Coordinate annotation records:
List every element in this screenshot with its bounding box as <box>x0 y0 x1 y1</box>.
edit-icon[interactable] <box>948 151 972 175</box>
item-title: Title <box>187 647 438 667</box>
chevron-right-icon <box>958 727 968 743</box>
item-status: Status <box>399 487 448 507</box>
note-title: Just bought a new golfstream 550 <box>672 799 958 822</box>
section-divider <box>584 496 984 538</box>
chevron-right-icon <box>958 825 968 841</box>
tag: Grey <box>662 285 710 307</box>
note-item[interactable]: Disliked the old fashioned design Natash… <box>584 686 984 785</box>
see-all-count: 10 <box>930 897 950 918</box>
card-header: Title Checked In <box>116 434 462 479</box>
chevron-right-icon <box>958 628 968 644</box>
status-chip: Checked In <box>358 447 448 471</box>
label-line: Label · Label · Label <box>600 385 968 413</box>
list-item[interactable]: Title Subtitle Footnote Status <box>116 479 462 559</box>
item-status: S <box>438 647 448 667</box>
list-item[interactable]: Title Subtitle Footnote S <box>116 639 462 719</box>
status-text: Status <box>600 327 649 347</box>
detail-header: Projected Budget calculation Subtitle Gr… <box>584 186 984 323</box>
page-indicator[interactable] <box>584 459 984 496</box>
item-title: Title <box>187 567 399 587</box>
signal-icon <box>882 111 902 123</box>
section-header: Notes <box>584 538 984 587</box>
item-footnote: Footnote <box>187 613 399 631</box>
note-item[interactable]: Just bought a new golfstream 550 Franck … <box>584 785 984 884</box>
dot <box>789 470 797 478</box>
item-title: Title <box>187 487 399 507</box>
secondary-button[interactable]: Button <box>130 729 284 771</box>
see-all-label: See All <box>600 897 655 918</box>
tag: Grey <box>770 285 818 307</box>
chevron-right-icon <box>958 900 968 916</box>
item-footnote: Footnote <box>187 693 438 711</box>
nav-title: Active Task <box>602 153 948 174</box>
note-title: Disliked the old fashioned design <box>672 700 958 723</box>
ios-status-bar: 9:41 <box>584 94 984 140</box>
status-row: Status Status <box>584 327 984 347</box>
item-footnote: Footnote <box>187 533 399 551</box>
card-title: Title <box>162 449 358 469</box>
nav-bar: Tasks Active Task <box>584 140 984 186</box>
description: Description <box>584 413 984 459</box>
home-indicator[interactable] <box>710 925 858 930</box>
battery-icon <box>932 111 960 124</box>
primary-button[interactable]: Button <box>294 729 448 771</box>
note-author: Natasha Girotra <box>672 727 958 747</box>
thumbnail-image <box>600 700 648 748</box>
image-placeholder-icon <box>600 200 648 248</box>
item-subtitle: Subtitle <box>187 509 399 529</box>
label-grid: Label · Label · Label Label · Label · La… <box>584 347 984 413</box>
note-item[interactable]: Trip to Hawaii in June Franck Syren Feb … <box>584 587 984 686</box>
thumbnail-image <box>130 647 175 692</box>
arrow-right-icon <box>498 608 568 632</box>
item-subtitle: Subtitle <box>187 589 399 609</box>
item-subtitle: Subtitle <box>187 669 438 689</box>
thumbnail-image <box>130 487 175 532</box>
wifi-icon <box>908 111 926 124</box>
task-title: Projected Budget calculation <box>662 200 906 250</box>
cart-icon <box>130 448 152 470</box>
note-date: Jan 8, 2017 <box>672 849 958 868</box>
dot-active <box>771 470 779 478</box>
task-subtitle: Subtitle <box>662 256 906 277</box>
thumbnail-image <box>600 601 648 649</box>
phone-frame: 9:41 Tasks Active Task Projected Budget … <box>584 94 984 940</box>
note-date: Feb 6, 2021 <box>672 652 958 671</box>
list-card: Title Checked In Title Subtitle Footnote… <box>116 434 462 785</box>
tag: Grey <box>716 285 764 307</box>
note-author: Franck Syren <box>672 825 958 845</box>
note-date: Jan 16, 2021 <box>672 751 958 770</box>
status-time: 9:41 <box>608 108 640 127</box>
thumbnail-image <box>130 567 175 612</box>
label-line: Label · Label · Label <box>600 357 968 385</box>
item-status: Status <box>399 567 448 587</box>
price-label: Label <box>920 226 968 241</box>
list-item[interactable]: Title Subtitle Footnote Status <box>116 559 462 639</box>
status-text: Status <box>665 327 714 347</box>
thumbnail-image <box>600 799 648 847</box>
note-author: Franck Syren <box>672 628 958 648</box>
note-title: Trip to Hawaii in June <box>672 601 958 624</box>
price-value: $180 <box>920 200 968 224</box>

__Goal__. Rewrite the items above, switching every "chevron-right-icon" to "arrow-right-icon" and leaving the rest untouched.

__Final answer__.
List every element in this screenshot with its bounding box as <box>x0 y0 x1 y1</box>.
edit-icon[interactable] <box>948 151 972 175</box>
item-title: Title <box>187 647 438 667</box>
arrow-right-icon <box>958 727 968 743</box>
item-status: Status <box>399 487 448 507</box>
note-title: Just bought a new golfstream 550 <box>672 799 958 822</box>
section-divider <box>584 496 984 538</box>
arrow-right-icon <box>958 825 968 841</box>
tag: Grey <box>662 285 710 307</box>
note-item[interactable]: Disliked the old fashioned design Natash… <box>584 686 984 785</box>
see-all-count: 10 <box>930 897 950 918</box>
card-header: Title Checked In <box>116 434 462 479</box>
arrow-right-icon <box>958 628 968 644</box>
status-chip: Checked In <box>358 447 448 471</box>
label-line: Label · Label · Label <box>600 385 968 413</box>
list-item[interactable]: Title Subtitle Footnote Status <box>116 479 462 559</box>
item-status: S <box>438 647 448 667</box>
list-item[interactable]: Title Subtitle Footnote S <box>116 639 462 719</box>
status-text: Status <box>600 327 649 347</box>
detail-header: Projected Budget calculation Subtitle Gr… <box>584 186 984 323</box>
page-indicator[interactable] <box>584 459 984 496</box>
item-title: Title <box>187 567 399 587</box>
signal-icon <box>882 111 902 123</box>
section-header: Notes <box>584 538 984 587</box>
item-footnote: Footnote <box>187 613 399 631</box>
note-item[interactable]: Just bought a new golfstream 550 Franck … <box>584 785 984 884</box>
dot <box>789 470 797 478</box>
item-title: Title <box>187 487 399 507</box>
secondary-button[interactable]: Button <box>130 729 284 771</box>
see-all-label: See All <box>600 897 655 918</box>
tag: Grey <box>770 285 818 307</box>
arrow-right-icon <box>958 900 968 916</box>
item-footnote: Footnote <box>187 693 438 711</box>
nav-title: Active Task <box>602 153 948 174</box>
note-title: Disliked the old fashioned design <box>672 700 958 723</box>
ios-status-bar: 9:41 <box>584 94 984 140</box>
status-row: Status Status <box>584 327 984 347</box>
item-footnote: Footnote <box>187 533 399 551</box>
card-title: Title <box>162 449 358 469</box>
nav-bar: Tasks Active Task <box>584 140 984 186</box>
description: Description <box>584 413 984 459</box>
home-indicator[interactable] <box>710 925 858 930</box>
battery-icon <box>932 111 960 124</box>
primary-button[interactable]: Button <box>294 729 448 771</box>
note-author: Natasha Girotra <box>672 727 958 747</box>
thumbnail-image <box>600 700 648 748</box>
image-placeholder-icon <box>600 200 648 248</box>
item-subtitle: Subtitle <box>187 509 399 529</box>
label-grid: Label · Label · Label Label · Label · La… <box>584 347 984 413</box>
note-item[interactable]: Trip to Hawaii in June Franck Syren Feb … <box>584 587 984 686</box>
thumbnail-image <box>130 647 175 692</box>
arrow-right-icon <box>498 608 568 632</box>
item-subtitle: Subtitle <box>187 589 399 609</box>
item-subtitle: Subtitle <box>187 669 438 689</box>
thumbnail-image <box>130 487 175 532</box>
wifi-icon <box>908 111 926 124</box>
task-title: Projected Budget calculation <box>662 200 906 250</box>
cart-icon <box>130 448 152 470</box>
note-date: Jan 8, 2017 <box>672 849 958 868</box>
dot-active <box>771 470 779 478</box>
task-subtitle: Subtitle <box>662 256 906 277</box>
thumbnail-image <box>600 601 648 649</box>
phone-frame: 9:41 Tasks Active Task Projected Budget … <box>584 94 984 940</box>
note-date: Feb 6, 2021 <box>672 652 958 671</box>
list-card: Title Checked In Title Subtitle Footnote… <box>116 434 462 785</box>
tag: Grey <box>716 285 764 307</box>
note-author: Franck Syren <box>672 825 958 845</box>
note-date: Jan 16, 2021 <box>672 751 958 770</box>
status-time: 9:41 <box>608 108 640 127</box>
thumbnail-image <box>130 567 175 612</box>
label-line: Label · Label · Label <box>600 357 968 385</box>
item-status: Status <box>399 567 448 587</box>
price-label: Label <box>920 226 968 241</box>
list-item[interactable]: Title Subtitle Footnote Status <box>116 559 462 639</box>
status-text: Status <box>665 327 714 347</box>
thumbnail-image <box>600 799 648 847</box>
note-author: Franck Syren <box>672 628 958 648</box>
note-title: Trip to Hawaii in June <box>672 601 958 624</box>
price-value: $180 <box>920 200 968 224</box>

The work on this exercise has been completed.